→ **Aim of the exercise**:
All of the material should be reproduced exactly, with pictures left out.

→ **Data for processing**:

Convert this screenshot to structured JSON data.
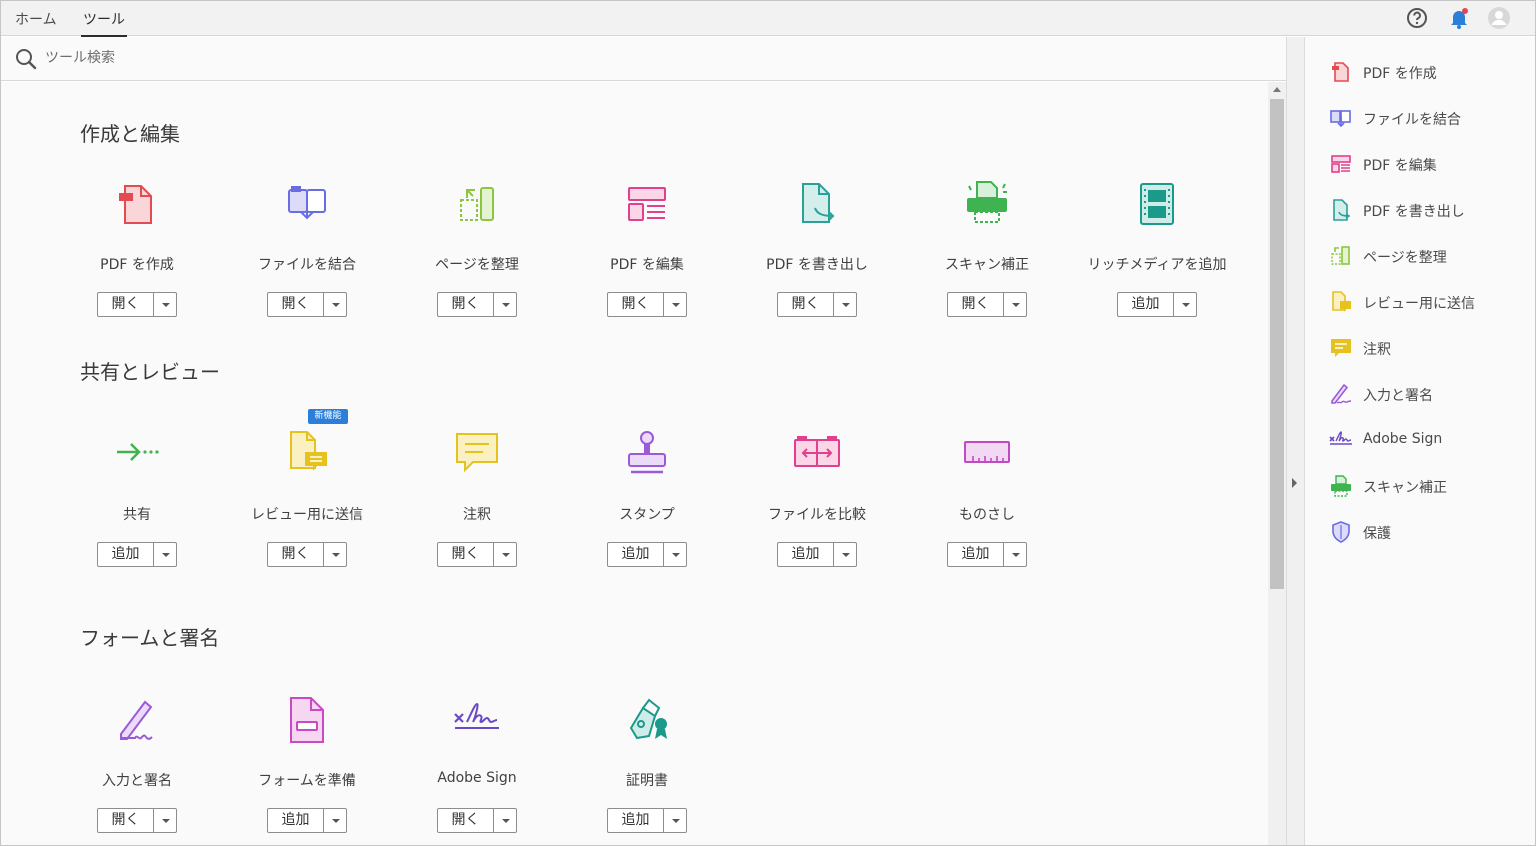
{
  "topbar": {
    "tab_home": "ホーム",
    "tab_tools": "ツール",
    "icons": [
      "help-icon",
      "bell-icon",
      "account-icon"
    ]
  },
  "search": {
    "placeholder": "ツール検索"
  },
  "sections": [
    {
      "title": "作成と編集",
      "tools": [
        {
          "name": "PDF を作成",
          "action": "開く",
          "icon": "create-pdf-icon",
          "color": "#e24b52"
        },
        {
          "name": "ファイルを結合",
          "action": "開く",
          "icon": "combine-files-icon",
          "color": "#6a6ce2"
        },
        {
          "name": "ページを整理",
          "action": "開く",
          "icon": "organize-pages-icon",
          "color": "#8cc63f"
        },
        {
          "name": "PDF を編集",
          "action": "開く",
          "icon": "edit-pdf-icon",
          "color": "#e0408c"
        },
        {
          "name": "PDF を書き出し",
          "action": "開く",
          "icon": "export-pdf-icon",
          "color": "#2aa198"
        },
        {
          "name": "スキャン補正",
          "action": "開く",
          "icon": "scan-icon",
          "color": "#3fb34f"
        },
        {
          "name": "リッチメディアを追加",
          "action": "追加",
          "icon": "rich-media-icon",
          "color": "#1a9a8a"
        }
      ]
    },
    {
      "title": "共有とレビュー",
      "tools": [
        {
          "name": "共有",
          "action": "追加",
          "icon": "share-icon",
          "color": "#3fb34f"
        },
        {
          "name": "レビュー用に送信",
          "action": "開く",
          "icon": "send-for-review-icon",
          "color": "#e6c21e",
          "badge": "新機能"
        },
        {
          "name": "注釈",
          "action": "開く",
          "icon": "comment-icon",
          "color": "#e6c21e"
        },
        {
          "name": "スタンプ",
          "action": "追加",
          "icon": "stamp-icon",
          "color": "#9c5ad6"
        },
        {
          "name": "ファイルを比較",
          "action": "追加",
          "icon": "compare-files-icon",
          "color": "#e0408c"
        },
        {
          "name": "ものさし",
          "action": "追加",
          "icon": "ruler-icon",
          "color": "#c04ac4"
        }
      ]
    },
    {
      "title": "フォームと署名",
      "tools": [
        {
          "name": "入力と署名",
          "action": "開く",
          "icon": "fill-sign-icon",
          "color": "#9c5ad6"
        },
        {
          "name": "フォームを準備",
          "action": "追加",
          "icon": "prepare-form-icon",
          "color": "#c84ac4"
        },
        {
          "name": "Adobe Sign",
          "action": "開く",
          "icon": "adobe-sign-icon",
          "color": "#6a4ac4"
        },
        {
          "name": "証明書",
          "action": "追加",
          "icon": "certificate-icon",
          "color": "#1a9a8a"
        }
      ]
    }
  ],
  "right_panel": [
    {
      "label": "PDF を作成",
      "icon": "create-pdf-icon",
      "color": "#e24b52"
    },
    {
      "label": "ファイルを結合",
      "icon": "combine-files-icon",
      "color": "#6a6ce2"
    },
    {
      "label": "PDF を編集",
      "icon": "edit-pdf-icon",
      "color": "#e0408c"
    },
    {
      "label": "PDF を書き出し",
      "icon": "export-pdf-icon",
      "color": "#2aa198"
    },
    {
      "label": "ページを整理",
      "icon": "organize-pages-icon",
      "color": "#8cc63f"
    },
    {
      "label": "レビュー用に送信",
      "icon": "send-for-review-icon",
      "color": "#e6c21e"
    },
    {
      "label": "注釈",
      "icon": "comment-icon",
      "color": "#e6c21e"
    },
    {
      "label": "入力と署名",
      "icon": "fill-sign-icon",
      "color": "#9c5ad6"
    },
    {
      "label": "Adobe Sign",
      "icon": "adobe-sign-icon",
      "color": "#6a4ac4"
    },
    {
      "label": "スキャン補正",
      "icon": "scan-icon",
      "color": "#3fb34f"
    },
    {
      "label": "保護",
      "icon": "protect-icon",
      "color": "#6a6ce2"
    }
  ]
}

→ **Complete output**:
Convert this screenshot to structured JSON data.
{
  "topbar": {
    "tab_home": "ホーム",
    "tab_tools": "ツール",
    "icons": [
      "help-icon",
      "bell-icon",
      "account-icon"
    ]
  },
  "search": {
    "placeholder": "ツール検索"
  },
  "sections": [
    {
      "title": "作成と編集",
      "tools": [
        {
          "name": "PDF を作成",
          "action": "開く",
          "icon": "create-pdf-icon",
          "color": "#e24b52"
        },
        {
          "name": "ファイルを結合",
          "action": "開く",
          "icon": "combine-files-icon",
          "color": "#6a6ce2"
        },
        {
          "name": "ページを整理",
          "action": "開く",
          "icon": "organize-pages-icon",
          "color": "#8cc63f"
        },
        {
          "name": "PDF を編集",
          "action": "開く",
          "icon": "edit-pdf-icon",
          "color": "#e0408c"
        },
        {
          "name": "PDF を書き出し",
          "action": "開く",
          "icon": "export-pdf-icon",
          "color": "#2aa198"
        },
        {
          "name": "スキャン補正",
          "action": "開く",
          "icon": "scan-icon",
          "color": "#3fb34f"
        },
        {
          "name": "リッチメディアを追加",
          "action": "追加",
          "icon": "rich-media-icon",
          "color": "#1a9a8a"
        }
      ]
    },
    {
      "title": "共有とレビュー",
      "tools": [
        {
          "name": "共有",
          "action": "追加",
          "icon": "share-icon",
          "color": "#3fb34f"
        },
        {
          "name": "レビュー用に送信",
          "action": "開く",
          "icon": "send-for-review-icon",
          "color": "#e6c21e",
          "badge": "新機能"
        },
        {
          "name": "注釈",
          "action": "開く",
          "icon": "comment-icon",
          "color": "#e6c21e"
        },
        {
          "name": "スタンプ",
          "action": "追加",
          "icon": "stamp-icon",
          "color": "#9c5ad6"
        },
        {
          "name": "ファイルを比較",
          "action": "追加",
          "icon": "compare-files-icon",
          "color": "#e0408c"
        },
        {
          "name": "ものさし",
          "action": "追加",
          "icon": "ruler-icon",
          "color": "#c04ac4"
        }
      ]
    },
    {
      "title": "フォームと署名",
      "tools": [
        {
          "name": "入力と署名",
          "action": "開く",
          "icon": "fill-sign-icon",
          "color": "#9c5ad6"
        },
        {
          "name": "フォームを準備",
          "action": "追加",
          "icon": "prepare-form-icon",
          "color": "#c84ac4"
        },
        {
          "name": "Adobe Sign",
          "action": "開く",
          "icon": "adobe-sign-icon",
          "color": "#6a4ac4"
        },
        {
          "name": "証明書",
          "action": "追加",
          "icon": "certificate-icon",
          "color": "#1a9a8a"
        }
      ]
    }
  ],
  "right_panel": [
    {
      "label": "PDF を作成",
      "icon": "create-pdf-icon",
      "color": "#e24b52"
    },
    {
      "label": "ファイルを結合",
      "icon": "combine-files-icon",
      "color": "#6a6ce2"
    },
    {
      "label": "PDF を編集",
      "icon": "edit-pdf-icon",
      "color": "#e0408c"
    },
    {
      "label": "PDF を書き出し",
      "icon": "export-pdf-icon",
      "color": "#2aa198"
    },
    {
      "label": "ページを整理",
      "icon": "organize-pages-icon",
      "color": "#8cc63f"
    },
    {
      "label": "レビュー用に送信",
      "icon": "send-for-review-icon",
      "color": "#e6c21e"
    },
    {
      "label": "注釈",
      "icon": "comment-icon",
      "color": "#e6c21e"
    },
    {
      "label": "入力と署名",
      "icon": "fill-sign-icon",
      "color": "#9c5ad6"
    },
    {
      "label": "Adobe Sign",
      "icon": "adobe-sign-icon",
      "color": "#6a4ac4"
    },
    {
      "label": "スキャン補正",
      "icon": "scan-icon",
      "color": "#3fb34f"
    },
    {
      "label": "保護",
      "icon": "protect-icon",
      "color": "#6a6ce2"
    }
  ]
}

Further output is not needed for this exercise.